____ Data excerpts
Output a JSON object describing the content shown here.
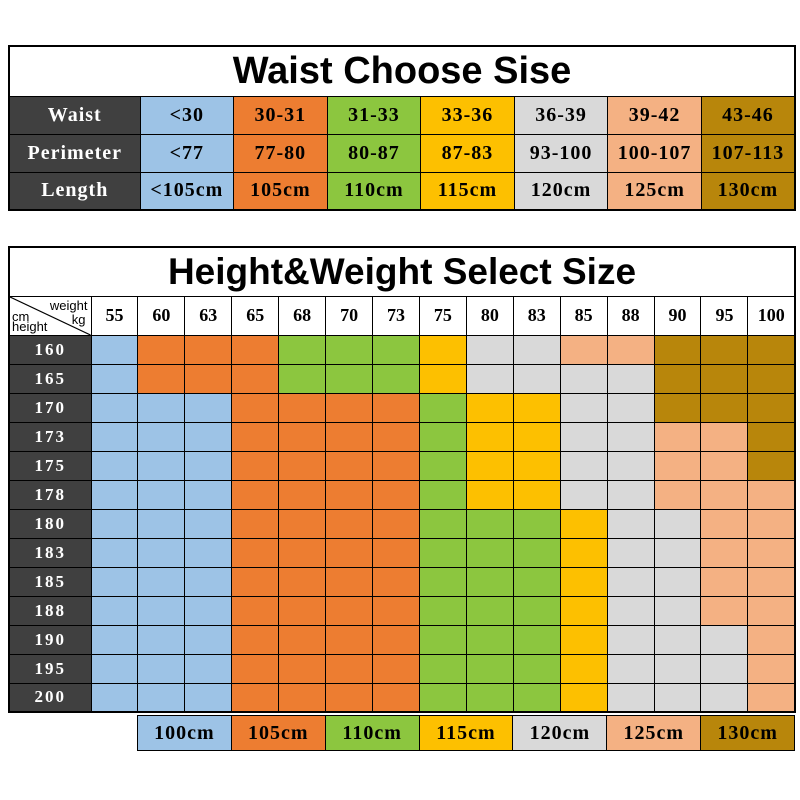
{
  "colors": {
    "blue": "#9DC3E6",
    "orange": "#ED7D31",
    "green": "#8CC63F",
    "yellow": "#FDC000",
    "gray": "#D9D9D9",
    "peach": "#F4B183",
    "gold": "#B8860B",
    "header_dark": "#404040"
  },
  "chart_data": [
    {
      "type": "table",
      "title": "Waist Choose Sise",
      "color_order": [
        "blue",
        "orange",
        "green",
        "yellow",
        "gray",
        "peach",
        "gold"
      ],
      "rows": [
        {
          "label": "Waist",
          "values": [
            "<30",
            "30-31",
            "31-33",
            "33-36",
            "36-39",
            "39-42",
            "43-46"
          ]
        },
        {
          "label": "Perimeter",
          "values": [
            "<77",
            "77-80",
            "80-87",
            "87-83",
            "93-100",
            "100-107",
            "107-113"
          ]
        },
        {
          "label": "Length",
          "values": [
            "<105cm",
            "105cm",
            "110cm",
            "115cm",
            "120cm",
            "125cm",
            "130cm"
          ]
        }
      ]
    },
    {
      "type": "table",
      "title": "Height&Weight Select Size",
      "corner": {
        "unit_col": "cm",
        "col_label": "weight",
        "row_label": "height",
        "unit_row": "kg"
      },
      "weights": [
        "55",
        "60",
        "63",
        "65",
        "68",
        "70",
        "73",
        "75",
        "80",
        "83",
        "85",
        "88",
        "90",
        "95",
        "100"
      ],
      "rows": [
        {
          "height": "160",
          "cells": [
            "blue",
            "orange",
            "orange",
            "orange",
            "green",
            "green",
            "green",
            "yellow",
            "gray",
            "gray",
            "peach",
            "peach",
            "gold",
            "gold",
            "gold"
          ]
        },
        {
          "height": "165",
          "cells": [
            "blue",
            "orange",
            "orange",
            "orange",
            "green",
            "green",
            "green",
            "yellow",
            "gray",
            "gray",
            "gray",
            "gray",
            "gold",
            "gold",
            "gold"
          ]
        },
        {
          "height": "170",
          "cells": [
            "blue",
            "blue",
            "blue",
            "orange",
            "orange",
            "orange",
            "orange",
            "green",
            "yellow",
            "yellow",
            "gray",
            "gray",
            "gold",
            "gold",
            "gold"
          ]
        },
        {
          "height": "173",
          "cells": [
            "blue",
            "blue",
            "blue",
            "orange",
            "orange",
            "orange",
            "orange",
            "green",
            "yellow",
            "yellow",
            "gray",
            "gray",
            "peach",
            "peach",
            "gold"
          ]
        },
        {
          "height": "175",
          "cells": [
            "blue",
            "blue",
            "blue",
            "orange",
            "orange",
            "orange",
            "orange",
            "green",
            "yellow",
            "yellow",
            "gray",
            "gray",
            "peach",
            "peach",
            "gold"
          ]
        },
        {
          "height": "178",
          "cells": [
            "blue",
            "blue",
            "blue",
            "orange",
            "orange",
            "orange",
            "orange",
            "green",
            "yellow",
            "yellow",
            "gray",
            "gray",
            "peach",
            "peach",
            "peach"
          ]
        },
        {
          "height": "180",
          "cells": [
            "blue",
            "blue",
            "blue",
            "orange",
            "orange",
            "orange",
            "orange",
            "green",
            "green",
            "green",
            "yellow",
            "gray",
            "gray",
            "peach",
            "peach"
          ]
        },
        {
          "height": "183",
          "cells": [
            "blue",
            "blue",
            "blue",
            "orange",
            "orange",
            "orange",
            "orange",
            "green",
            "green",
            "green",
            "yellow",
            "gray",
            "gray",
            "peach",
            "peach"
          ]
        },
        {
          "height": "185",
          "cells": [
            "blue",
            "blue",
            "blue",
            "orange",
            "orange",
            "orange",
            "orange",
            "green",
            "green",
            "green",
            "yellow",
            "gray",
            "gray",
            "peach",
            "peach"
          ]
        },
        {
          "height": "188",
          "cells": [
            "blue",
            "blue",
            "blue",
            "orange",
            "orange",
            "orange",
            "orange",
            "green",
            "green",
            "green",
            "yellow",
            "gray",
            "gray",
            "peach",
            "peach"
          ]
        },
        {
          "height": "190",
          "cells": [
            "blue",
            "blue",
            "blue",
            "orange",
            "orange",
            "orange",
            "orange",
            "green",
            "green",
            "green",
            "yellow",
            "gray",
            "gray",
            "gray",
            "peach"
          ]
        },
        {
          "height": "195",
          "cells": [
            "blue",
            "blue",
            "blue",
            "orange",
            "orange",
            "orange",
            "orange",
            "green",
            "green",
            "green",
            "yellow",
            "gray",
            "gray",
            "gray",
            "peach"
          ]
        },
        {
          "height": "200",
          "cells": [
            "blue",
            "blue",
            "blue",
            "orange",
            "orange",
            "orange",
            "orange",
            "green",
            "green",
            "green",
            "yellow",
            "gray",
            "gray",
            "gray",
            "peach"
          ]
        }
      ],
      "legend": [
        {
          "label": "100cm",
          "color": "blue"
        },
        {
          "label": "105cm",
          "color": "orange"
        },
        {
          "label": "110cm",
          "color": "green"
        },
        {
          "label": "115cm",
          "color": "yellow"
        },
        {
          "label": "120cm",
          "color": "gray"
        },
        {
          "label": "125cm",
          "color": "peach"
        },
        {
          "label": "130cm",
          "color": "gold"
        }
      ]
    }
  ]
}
________
____ Data excerpts
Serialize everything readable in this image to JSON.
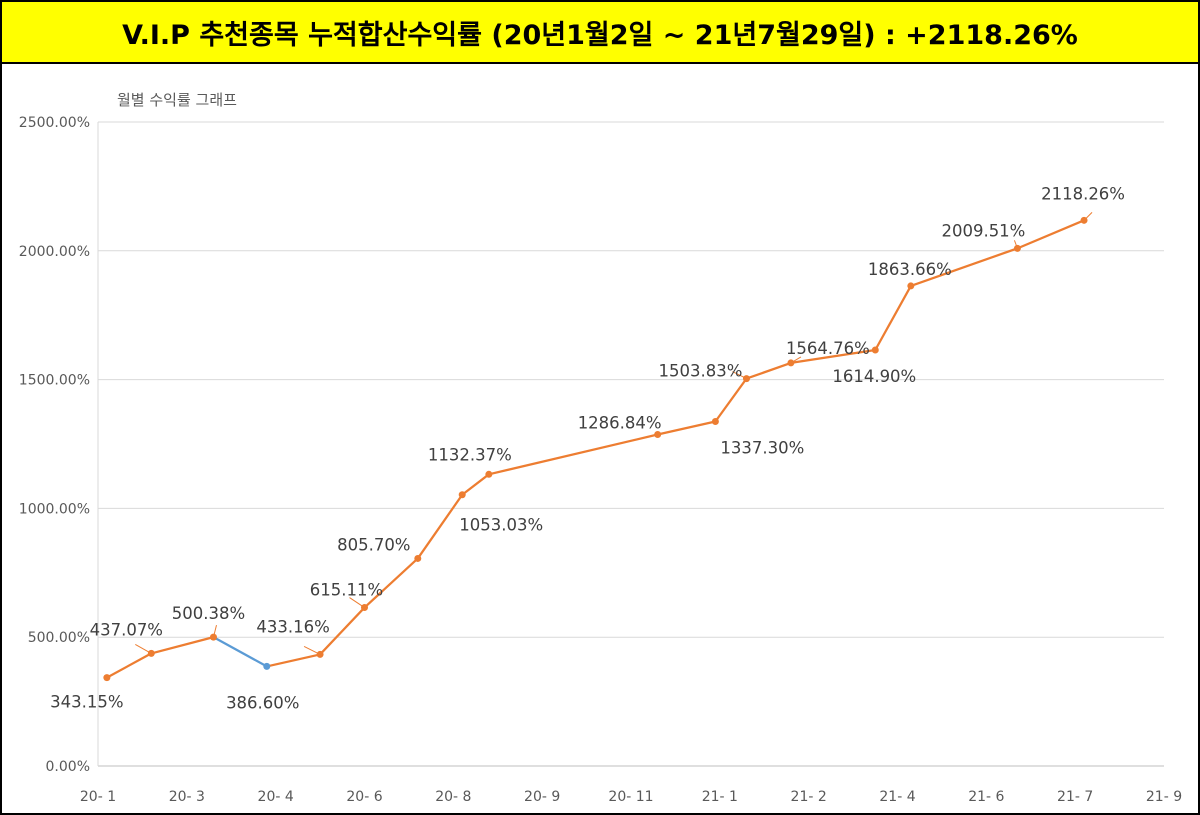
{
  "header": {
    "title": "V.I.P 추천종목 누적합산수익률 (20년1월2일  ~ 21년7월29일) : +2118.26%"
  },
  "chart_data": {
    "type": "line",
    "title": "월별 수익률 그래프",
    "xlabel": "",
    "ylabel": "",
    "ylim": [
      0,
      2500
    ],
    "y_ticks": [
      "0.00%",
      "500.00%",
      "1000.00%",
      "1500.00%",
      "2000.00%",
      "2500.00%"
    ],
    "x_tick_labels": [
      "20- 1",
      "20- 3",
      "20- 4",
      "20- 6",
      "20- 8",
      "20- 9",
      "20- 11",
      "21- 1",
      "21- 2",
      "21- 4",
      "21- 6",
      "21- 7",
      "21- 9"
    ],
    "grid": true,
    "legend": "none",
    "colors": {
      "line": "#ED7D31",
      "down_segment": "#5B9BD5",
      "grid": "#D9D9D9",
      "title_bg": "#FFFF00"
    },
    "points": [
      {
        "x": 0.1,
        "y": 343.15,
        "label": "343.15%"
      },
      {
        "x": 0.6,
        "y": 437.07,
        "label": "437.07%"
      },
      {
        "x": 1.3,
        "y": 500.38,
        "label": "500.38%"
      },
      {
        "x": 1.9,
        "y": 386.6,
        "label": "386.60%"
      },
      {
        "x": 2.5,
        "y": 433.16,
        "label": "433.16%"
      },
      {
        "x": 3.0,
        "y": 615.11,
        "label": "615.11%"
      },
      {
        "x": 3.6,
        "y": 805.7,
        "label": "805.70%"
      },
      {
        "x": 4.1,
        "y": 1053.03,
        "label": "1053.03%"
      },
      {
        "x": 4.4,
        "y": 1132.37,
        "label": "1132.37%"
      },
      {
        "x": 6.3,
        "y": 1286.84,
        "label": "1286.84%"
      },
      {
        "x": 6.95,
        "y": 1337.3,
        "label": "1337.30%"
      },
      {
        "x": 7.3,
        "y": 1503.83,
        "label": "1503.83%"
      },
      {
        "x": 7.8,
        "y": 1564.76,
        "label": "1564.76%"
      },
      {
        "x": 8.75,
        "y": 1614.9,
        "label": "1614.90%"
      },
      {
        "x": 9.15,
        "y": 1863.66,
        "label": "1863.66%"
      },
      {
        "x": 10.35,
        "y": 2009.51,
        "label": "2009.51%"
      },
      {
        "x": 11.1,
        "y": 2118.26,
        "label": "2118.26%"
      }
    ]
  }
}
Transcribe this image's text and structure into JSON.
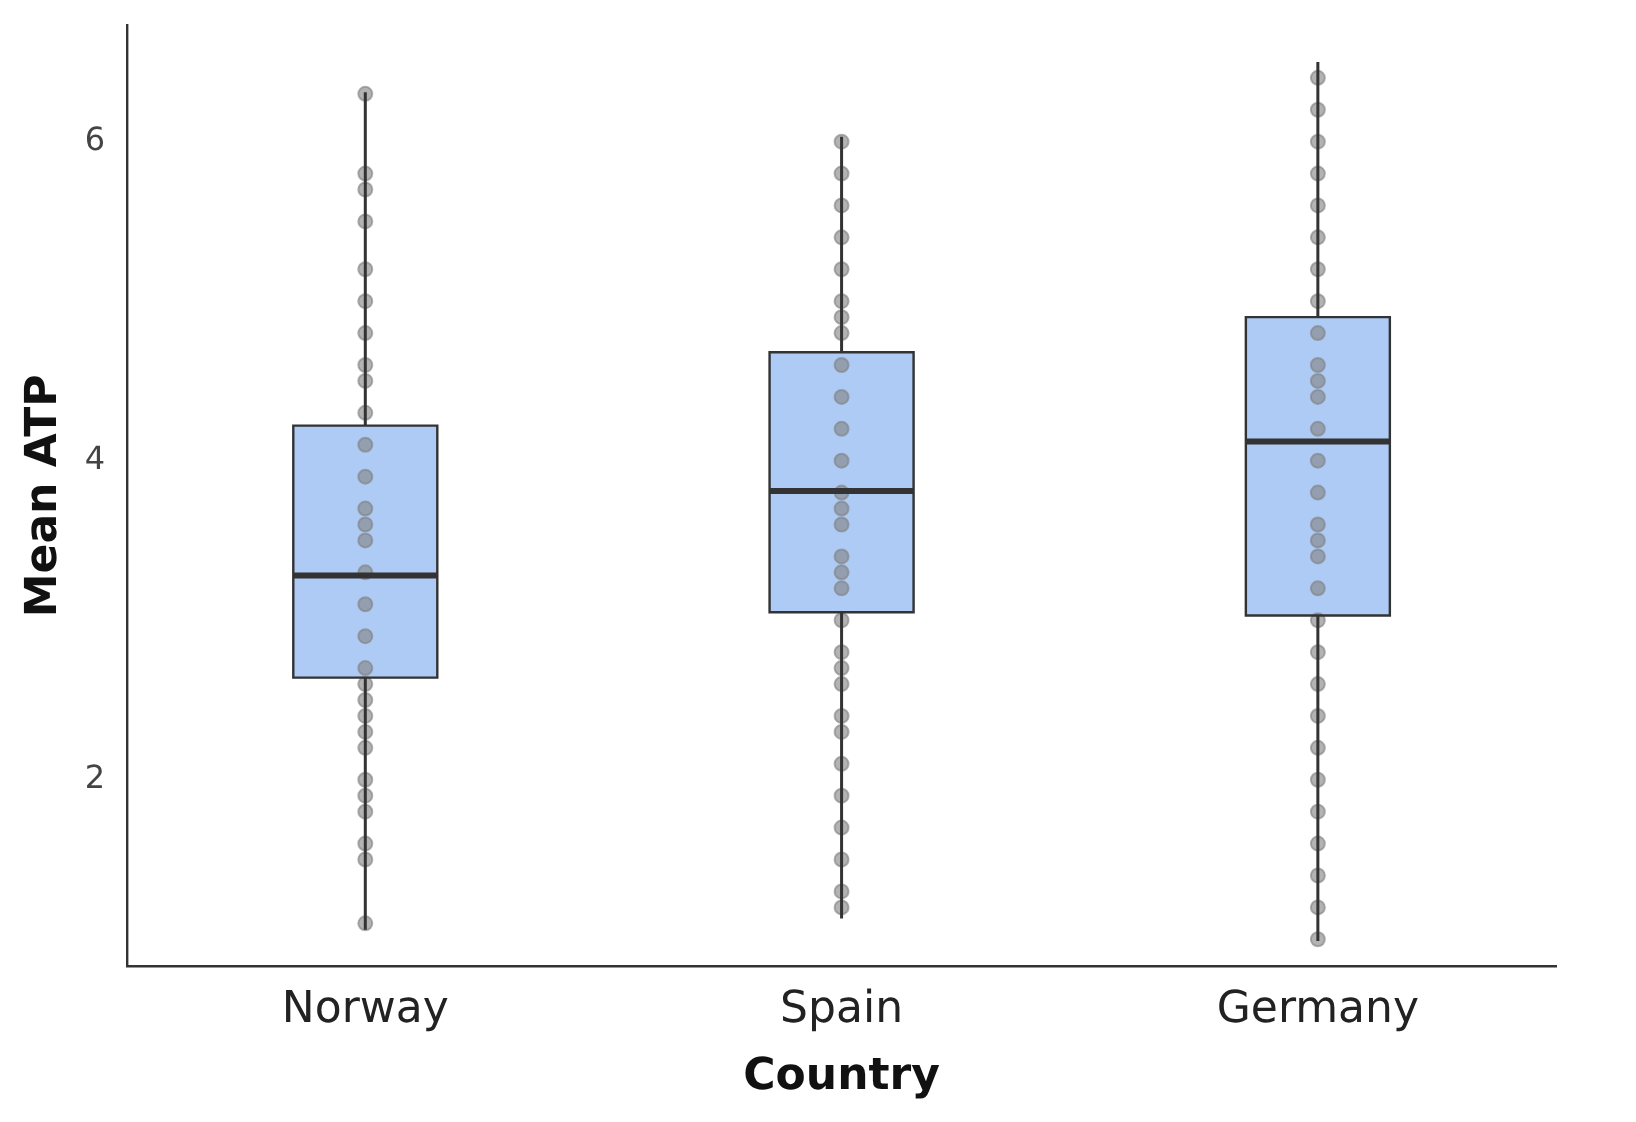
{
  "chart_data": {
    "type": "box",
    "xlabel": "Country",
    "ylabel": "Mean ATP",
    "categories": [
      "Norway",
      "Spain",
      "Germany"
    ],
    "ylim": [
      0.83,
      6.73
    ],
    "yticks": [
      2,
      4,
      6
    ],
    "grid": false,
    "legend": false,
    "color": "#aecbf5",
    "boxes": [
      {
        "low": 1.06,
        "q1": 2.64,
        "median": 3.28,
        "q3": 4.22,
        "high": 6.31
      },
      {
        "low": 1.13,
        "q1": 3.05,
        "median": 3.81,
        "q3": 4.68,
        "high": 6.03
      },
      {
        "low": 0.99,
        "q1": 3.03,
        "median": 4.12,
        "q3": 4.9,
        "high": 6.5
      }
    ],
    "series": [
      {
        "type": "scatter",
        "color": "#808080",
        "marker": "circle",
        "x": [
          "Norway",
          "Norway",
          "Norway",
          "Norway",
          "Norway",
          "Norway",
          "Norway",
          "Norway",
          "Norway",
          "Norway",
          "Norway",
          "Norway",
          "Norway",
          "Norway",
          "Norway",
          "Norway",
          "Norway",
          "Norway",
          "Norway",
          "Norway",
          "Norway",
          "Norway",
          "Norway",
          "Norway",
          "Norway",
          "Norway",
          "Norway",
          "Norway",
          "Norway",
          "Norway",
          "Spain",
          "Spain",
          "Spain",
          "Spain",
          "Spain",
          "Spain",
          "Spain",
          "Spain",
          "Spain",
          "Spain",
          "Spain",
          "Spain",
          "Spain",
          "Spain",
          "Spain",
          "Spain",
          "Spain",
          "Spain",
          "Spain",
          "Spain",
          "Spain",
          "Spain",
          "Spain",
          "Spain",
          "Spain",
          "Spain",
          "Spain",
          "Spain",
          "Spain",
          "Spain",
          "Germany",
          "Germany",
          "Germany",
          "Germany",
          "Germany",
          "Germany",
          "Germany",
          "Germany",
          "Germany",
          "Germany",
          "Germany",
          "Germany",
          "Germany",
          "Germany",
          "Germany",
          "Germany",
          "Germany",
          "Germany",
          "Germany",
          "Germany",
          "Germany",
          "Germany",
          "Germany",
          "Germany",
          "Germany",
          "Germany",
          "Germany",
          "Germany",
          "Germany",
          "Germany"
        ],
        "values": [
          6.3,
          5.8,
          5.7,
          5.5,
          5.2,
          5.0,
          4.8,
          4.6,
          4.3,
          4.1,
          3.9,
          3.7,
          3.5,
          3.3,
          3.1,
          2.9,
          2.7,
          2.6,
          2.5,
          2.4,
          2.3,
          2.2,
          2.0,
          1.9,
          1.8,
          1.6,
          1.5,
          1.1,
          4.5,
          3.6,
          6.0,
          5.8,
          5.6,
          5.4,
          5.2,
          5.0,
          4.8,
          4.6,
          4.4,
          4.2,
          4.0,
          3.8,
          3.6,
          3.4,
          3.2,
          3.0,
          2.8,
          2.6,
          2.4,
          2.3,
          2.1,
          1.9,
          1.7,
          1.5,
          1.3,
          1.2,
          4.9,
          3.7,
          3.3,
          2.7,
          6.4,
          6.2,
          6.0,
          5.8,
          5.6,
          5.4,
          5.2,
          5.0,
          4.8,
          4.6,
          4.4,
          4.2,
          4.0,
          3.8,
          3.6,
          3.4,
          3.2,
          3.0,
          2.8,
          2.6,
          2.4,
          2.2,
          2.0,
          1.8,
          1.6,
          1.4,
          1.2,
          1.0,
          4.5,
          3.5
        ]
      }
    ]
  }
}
________
▶ _Exercise requirements_: Which lines hold the word "Waist"? Return all of them from the records above.

▶ _Written response_:
      "title": "Waist Choose Sise",
          "label": "Waist",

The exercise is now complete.